-- begin Reading passage --

December 9th Thursday

I found five ways to communicate between Erlang program and external program.

 

The following, all they are listed.

 

1. Ports

 

 

Erlang Program

 

First of all communication between Erlang and C must be established by creating the port. The Erlang process which creates a port is said to
be the connected process of the port. All communication to and from the port should go via the connected process. If the connected process terminates, so will the port (and the external program, if it is written correctly).

The port is created using the BIF open_port/2 with {spawn,ExtPrg} as the first argument. The string ExtPrg is the name of the external program, including any command line arguments. The second argument is a list of options, in this case only {packet,2}. This option says that a two byte length indicator will be used to simplify the communication between C and Erlang. Adding the length indicator will be done automatically by the Erlang port, but must be done explicitly in the external C program.

The process is also set to trap exits which makes it possible to detect if the external program fails.

-module(complex1).
-export([start/1, init/1]).

start(ExtPrg) ->
  spawn(?MODULE, init, [ExtPrg]).

init(ExtPrg) ->
  register(complex, self()),
  process_flag(trap_exit, true),
  Port = open_port({spawn, ExtPrg}, [{packet, 2}]),
  loop(Port).

Now it is possible to implement complex1:foo/1 and complex1:bar/1. They both send a message to the complex process and receive the reply.

foo(X) ->

  call_port({foo, X}).
bar(Y) ->
  call_port({bar, Y}).

call_port(Msg) ->
  complex ! {call, self(), Msg},
  receive
    {complex, Result} ->
      Result
  end.

The complex process encodes the message into a sequence of bytes, sends it to the port, waits for a reply, decodes the reply and sends it
back to the caller.

loop(Port) ->
  receive
    {call, Caller, Msg} ->
      Port ! {self(), {command, encode(Msg)}},
      receive
    {Port, {data, Data}} ->
          Caller ! {complex, decode(Data)}
      end,
      loop(Port)
 end.

Assuming that both the arguments and the results from the C functions will be less than 256, a very simple encoding/decoding scheme is employed where foo is represented by the byte 1, bar is represented by 2, and the argument/result is represented by a single byte as well.

encode({foo, X}) -> [1, X];

encode({bar, Y}) -> [2, Y].

decode([Int]) -> Int.

The resulting Erlang program, including functionality for stopping the port and detecting port failures is shown below.

-module(complex1).
-export([start/1, stop/0, init/1]).
-export([foo/1, bar/1]).

start(ExtPrg) ->
    spawn(?MODULE, init, [ExtPrg]).
stop() ->
    complex ! stop.

foo(X) ->
    call_port({foo, X}).
bar(Y) ->
    call_port({bar, Y}).

call_port(Msg) ->
    complex ! {call, self(), Msg},
    receive
 {complex, Result} ->
     Result
    end.

init(ExtPrg) ->
    register(complex, self()),
    process_flag(trap_exit, true),
    Port = open_port({spawn, ExtPrg}, [{packet, 2}]),
    loop(Port).

-- end Reading passage --

▸ Complete the following
(a) In the Erlang port tutorial, what does the {packet,2} option specify?
(b) Print the part of the Erlang port tutorial that opens with the words containing "First of all" and closes with "external C program.".
The listing has no relation to the Erlang port tutorial.

-- begin Information shown --

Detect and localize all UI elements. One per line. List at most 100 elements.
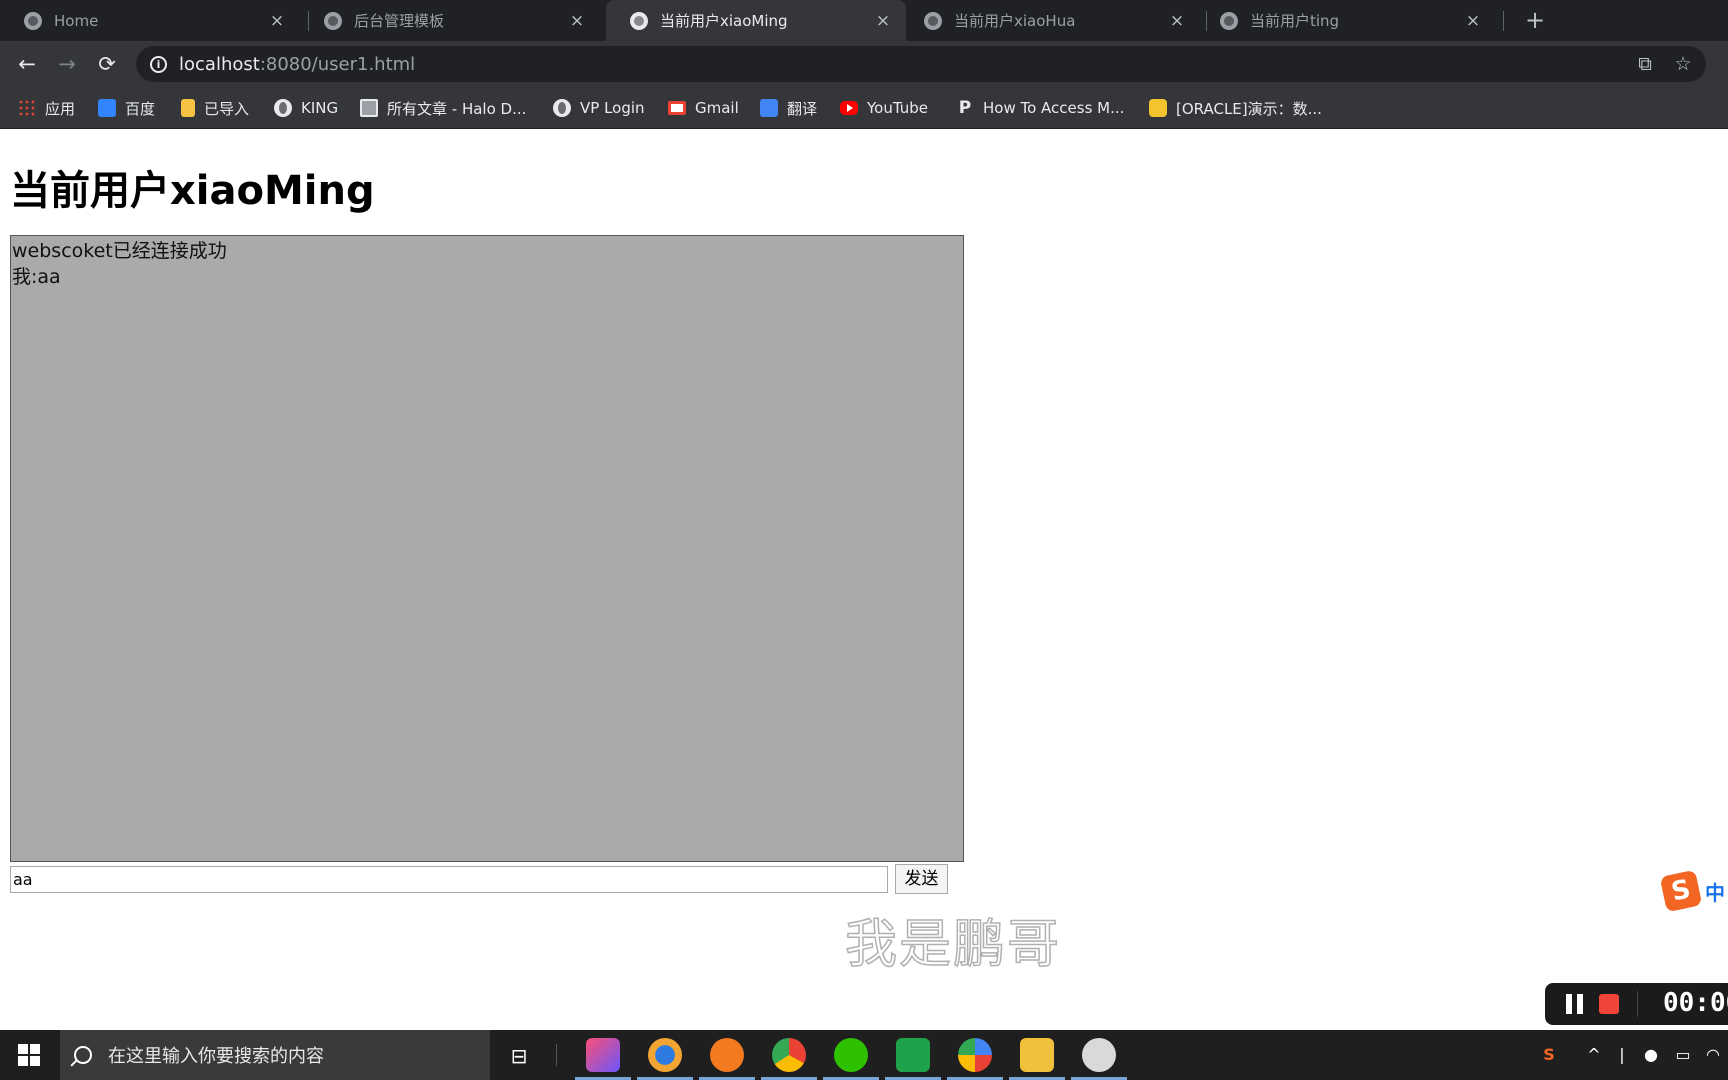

-- end Information shown --

▸ Results by task
(a) It specifies that a two-byte length indicator will be used to simplify communication between C and Erlang.

(b)
First of all communication between Erlang and C must be established by creating the port. The Erlang process which creates a port is said to
be the connected process of the port. All communication to and from the port should go via the connected process. If the connected process terminates, so will the port (and the external program, if it is written correctly).

The port is created using the BIF open_port/2 with {spawn,ExtPrg} as the first argument. The string ExtPrg is the name of the external program, including any command line arguments. The second argument is a list of options, in this case only {packet,2}. This option says that a two byte length indicator will be used to simplify the communication between C and Erlang. Adding the length indicator will be done automatically by the Erlang port, but must be done explicitly in the external C program.